THE RECORDS
------------------------

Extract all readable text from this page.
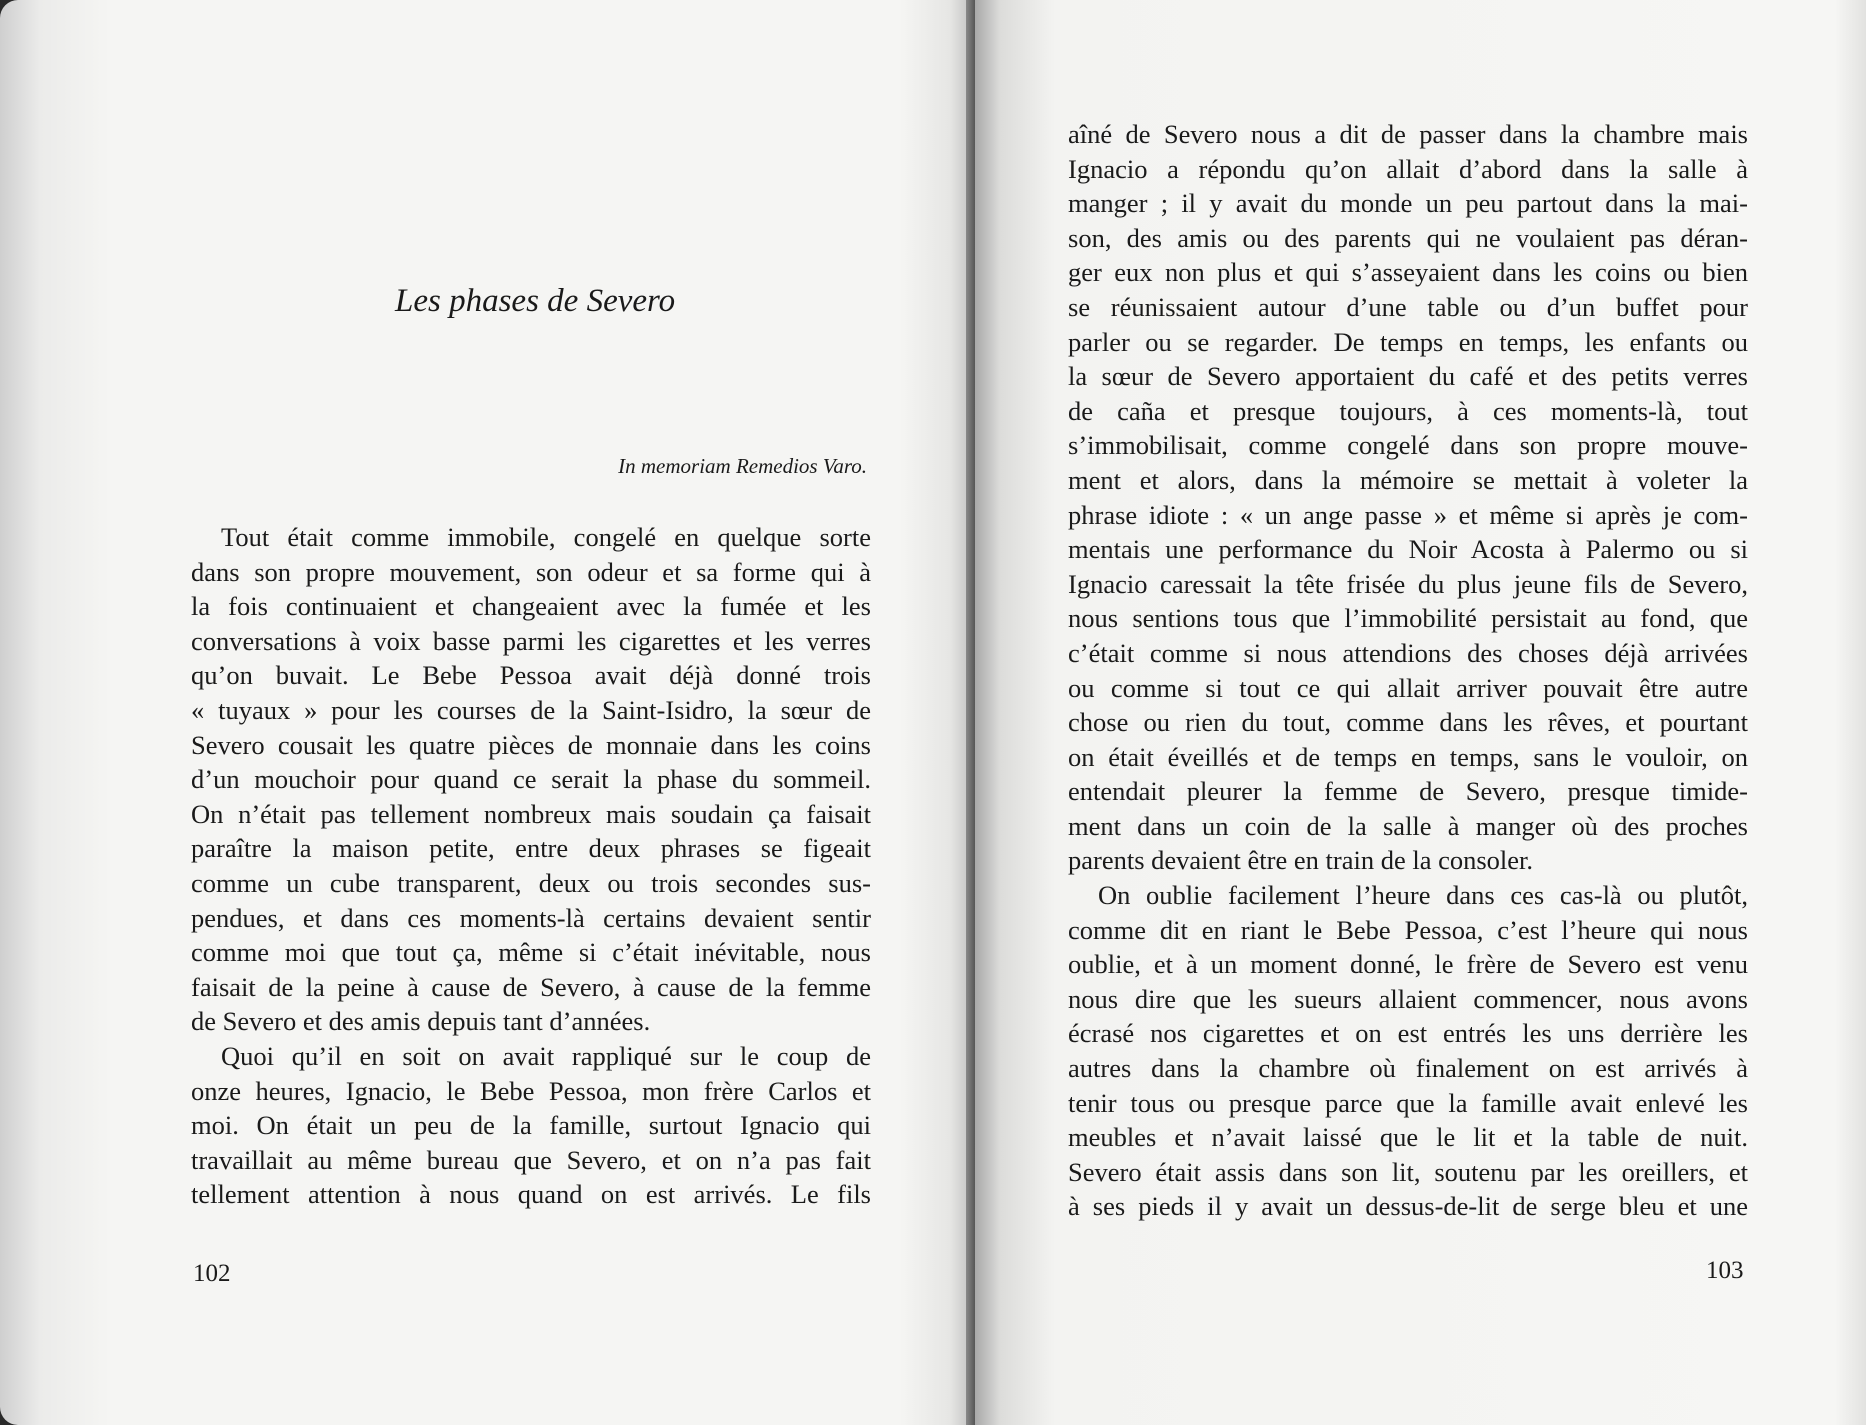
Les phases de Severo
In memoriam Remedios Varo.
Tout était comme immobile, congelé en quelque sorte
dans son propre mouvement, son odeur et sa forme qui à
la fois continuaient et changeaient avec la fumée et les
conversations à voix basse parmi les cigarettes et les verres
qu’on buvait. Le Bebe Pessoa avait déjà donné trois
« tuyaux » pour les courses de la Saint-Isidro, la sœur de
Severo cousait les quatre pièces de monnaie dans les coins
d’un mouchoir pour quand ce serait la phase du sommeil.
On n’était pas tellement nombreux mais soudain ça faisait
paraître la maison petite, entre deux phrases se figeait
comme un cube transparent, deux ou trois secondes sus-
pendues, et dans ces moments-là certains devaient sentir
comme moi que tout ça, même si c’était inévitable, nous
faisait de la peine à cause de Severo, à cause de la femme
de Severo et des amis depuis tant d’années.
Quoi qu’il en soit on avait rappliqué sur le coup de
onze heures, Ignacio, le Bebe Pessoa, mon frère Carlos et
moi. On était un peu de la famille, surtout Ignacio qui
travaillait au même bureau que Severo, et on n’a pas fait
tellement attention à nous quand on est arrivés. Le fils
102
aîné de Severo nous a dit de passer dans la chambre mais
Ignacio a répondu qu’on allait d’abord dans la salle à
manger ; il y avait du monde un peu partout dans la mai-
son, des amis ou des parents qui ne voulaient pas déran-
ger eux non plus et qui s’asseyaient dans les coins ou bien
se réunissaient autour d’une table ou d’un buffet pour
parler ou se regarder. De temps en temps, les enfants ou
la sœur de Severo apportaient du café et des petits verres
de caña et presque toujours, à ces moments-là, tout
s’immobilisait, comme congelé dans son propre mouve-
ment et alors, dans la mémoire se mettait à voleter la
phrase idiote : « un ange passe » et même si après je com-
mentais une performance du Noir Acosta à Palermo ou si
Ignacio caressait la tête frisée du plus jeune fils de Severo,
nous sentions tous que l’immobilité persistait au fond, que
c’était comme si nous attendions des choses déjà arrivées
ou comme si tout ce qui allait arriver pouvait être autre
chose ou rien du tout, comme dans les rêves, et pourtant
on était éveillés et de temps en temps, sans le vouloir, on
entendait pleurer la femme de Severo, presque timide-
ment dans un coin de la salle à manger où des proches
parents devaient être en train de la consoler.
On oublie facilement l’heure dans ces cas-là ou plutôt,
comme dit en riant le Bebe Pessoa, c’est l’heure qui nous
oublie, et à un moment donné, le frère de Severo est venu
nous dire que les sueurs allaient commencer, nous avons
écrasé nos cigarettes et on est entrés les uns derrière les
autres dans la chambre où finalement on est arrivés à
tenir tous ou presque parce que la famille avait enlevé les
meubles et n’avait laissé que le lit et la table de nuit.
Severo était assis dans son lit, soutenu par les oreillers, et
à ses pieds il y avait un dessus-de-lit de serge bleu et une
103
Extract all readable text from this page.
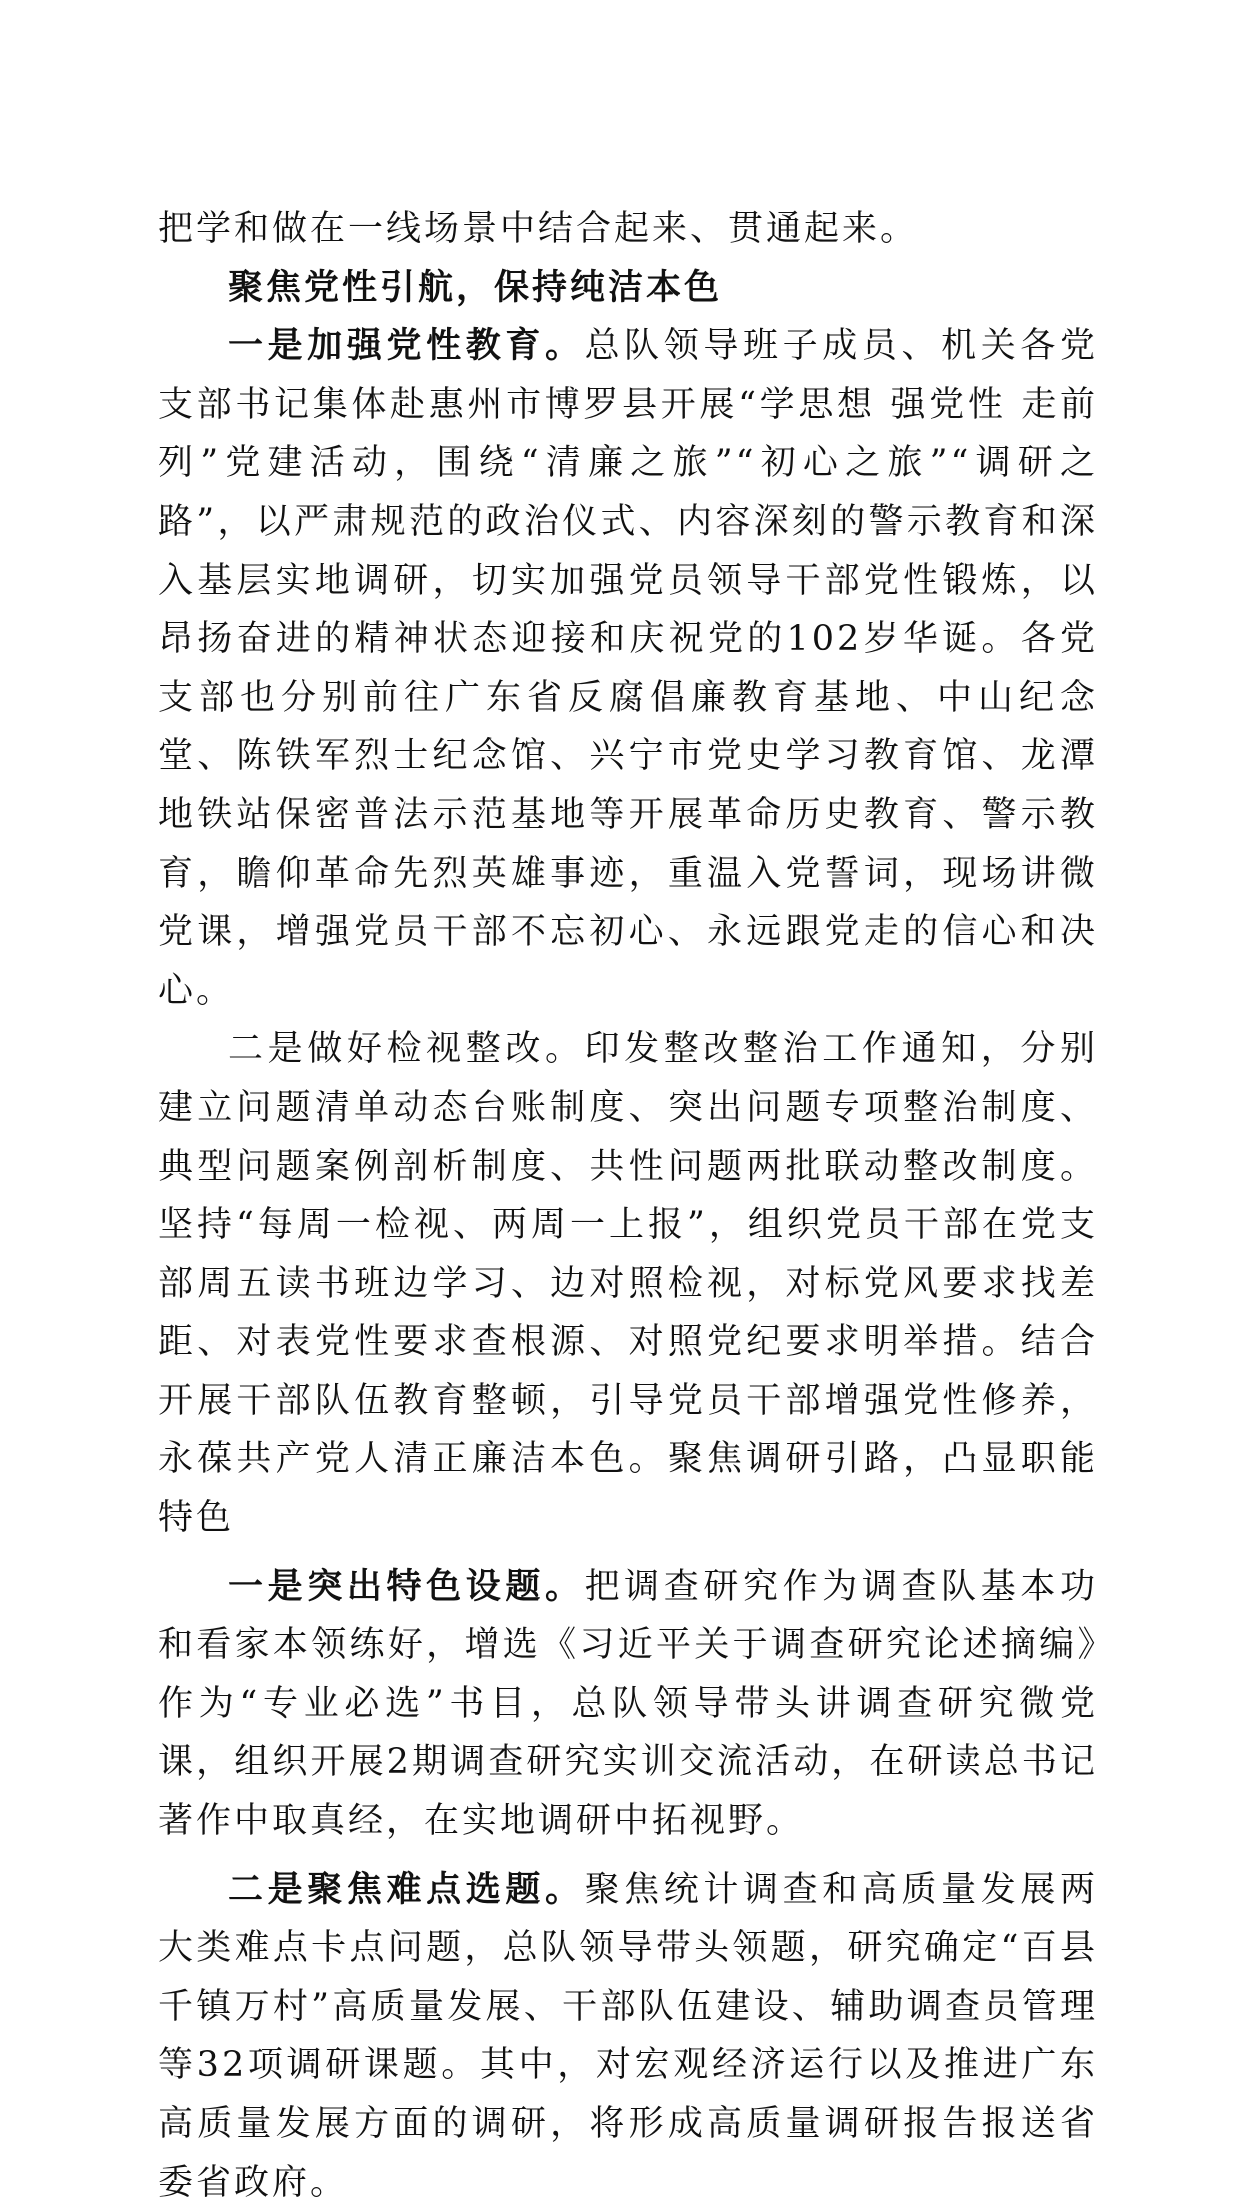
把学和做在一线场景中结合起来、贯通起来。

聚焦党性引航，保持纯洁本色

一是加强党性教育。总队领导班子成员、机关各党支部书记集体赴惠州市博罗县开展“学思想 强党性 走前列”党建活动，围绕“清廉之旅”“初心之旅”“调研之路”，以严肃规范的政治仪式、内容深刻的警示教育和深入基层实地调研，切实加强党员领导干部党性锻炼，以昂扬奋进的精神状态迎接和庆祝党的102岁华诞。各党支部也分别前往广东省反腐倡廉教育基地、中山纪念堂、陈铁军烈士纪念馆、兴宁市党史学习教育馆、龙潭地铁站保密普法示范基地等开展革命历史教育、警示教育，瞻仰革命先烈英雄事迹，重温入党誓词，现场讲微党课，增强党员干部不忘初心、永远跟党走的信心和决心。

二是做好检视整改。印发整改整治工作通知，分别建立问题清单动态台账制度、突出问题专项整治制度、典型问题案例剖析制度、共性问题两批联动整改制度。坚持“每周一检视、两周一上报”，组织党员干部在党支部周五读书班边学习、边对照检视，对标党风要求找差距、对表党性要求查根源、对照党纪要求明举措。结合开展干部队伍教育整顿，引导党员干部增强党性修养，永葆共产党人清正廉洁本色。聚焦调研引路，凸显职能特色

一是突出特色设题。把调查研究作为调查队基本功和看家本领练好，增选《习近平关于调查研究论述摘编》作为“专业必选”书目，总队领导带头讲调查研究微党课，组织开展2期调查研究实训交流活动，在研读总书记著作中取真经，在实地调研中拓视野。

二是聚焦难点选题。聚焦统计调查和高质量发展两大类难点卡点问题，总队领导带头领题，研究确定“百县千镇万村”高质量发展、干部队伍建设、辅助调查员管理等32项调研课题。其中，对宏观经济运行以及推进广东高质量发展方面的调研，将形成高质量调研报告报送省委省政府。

------------------------

YOUR TASK
Keep the pictures out of the copy and return the rest of the data above exactly.

RESULT OF THIS TASK
Extract all readable text from this page.
Les phases de Severo
In memoriam Remedios Varo.
Tout était comme immobile, congelé en quelque sorte
dans son propre mouvement, son odeur et sa forme qui à
la fois continuaient et changeaient avec la fumée et les
conversations à voix basse parmi les cigarettes et les verres
qu’on buvait. Le Bebe Pessoa avait déjà donné trois
« tuyaux » pour les courses de la Saint-Isidro, la sœur de
Severo cousait les quatre pièces de monnaie dans les coins
d’un mouchoir pour quand ce serait la phase du sommeil.
On n’était pas tellement nombreux mais soudain ça faisait
paraître la maison petite, entre deux phrases se figeait
comme un cube transparent, deux ou trois secondes sus-
pendues, et dans ces moments-là certains devaient sentir
comme moi que tout ça, même si c’était inévitable, nous
faisait de la peine à cause de Severo, à cause de la femme
de Severo et des amis depuis tant d’années.
Quoi qu’il en soit on avait rappliqué sur le coup de
onze heures, Ignacio, le Bebe Pessoa, mon frère Carlos et
moi. On était un peu de la famille, surtout Ignacio qui
travaillait au même bureau que Severo, et on n’a pas fait
tellement attention à nous quand on est arrivés. Le fils
102
aîné de Severo nous a dit de passer dans la chambre mais
Ignacio a répondu qu’on allait d’abord dans la salle à
manger ; il y avait du monde un peu partout dans la mai-
son, des amis ou des parents qui ne voulaient pas déran-
ger eux non plus et qui s’asseyaient dans les coins ou bien
se réunissaient autour d’une table ou d’un buffet pour
parler ou se regarder. De temps en temps, les enfants ou
la sœur de Severo apportaient du café et des petits verres
de caña et presque toujours, à ces moments-là, tout
s’immobilisait, comme congelé dans son propre mouve-
ment et alors, dans la mémoire se mettait à voleter la
phrase idiote : « un ange passe » et même si après je com-
mentais une performance du Noir Acosta à Palermo ou si
Ignacio caressait la tête frisée du plus jeune fils de Severo,
nous sentions tous que l’immobilité persistait au fond, que
c’était comme si nous attendions des choses déjà arrivées
ou comme si tout ce qui allait arriver pouvait être autre
chose ou rien du tout, comme dans les rêves, et pourtant
on était éveillés et de temps en temps, sans le vouloir, on
entendait pleurer la femme de Severo, presque timide-
ment dans un coin de la salle à manger où des proches
parents devaient être en train de la consoler.
On oublie facilement l’heure dans ces cas-là ou plutôt,
comme dit en riant le Bebe Pessoa, c’est l’heure qui nous
oublie, et à un moment donné, le frère de Severo est venu
nous dire que les sueurs allaient commencer, nous avons
écrasé nos cigarettes et on est entrés les uns derrière les
autres dans la chambre où finalement on est arrivés à
tenir tous ou presque parce que la famille avait enlevé les
meubles et n’avait laissé que le lit et la table de nuit.
Severo était assis dans son lit, soutenu par les oreillers, et
à ses pieds il y avait un dessus-de-lit de serge bleu et une
103
Extract all readable text from this page.
把学和做在一线场景中结合起来、贯通起来。

聚焦党性引航，保持纯洁本色

一是加强党性教育。总队领导班子成员、机关各党支部书记集体赴惠州市博罗县开展“学思想 强党性 走前列”党建活动，围绕“清廉之旅”“初心之旅”“调研之路”，以严肃规范的政治仪式、内容深刻的警示教育和深入基层实地调研，切实加强党员领导干部党性锻炼，以昂扬奋进的精神状态迎接和庆祝党的102岁华诞。各党支部也分别前往广东省反腐倡廉教育基地、中山纪念堂、陈铁军烈士纪念馆、兴宁市党史学习教育馆、龙潭地铁站保密普法示范基地等开展革命历史教育、警示教育，瞻仰革命先烈英雄事迹，重温入党誓词，现场讲微党课，增强党员干部不忘初心、永远跟党走的信心和决心。

二是做好检视整改。印发整改整治工作通知，分别建立问题清单动态台账制度、突出问题专项整治制度、典型问题案例剖析制度、共性问题两批联动整改制度。坚持“每周一检视、两周一上报”，组织党员干部在党支部周五读书班边学习、边对照检视，对标党风要求找差距、对表党性要求查根源、对照党纪要求明举措。结合开展干部队伍教育整顿，引导党员干部增强党性修养，永葆共产党人清正廉洁本色。聚焦调研引路，凸显职能特色

一是突出特色设题。把调查研究作为调查队基本功和看家本领练好，增选《习近平关于调查研究论述摘编》作为“专业必选”书目，总队领导带头讲调查研究微党课，组织开展2期调查研究实训交流活动，在研读总书记著作中取真经，在实地调研中拓视野。

二是聚焦难点选题。聚焦统计调查和高质量发展两大类难点卡点问题，总队领导带头领题，研究确定“百县千镇万村”高质量发展、干部队伍建设、辅助调查员管理等32项调研课题。其中，对宏观经济运行以及推进广东高质量发展方面的调研，将形成高质量调研报告报送省委省政府。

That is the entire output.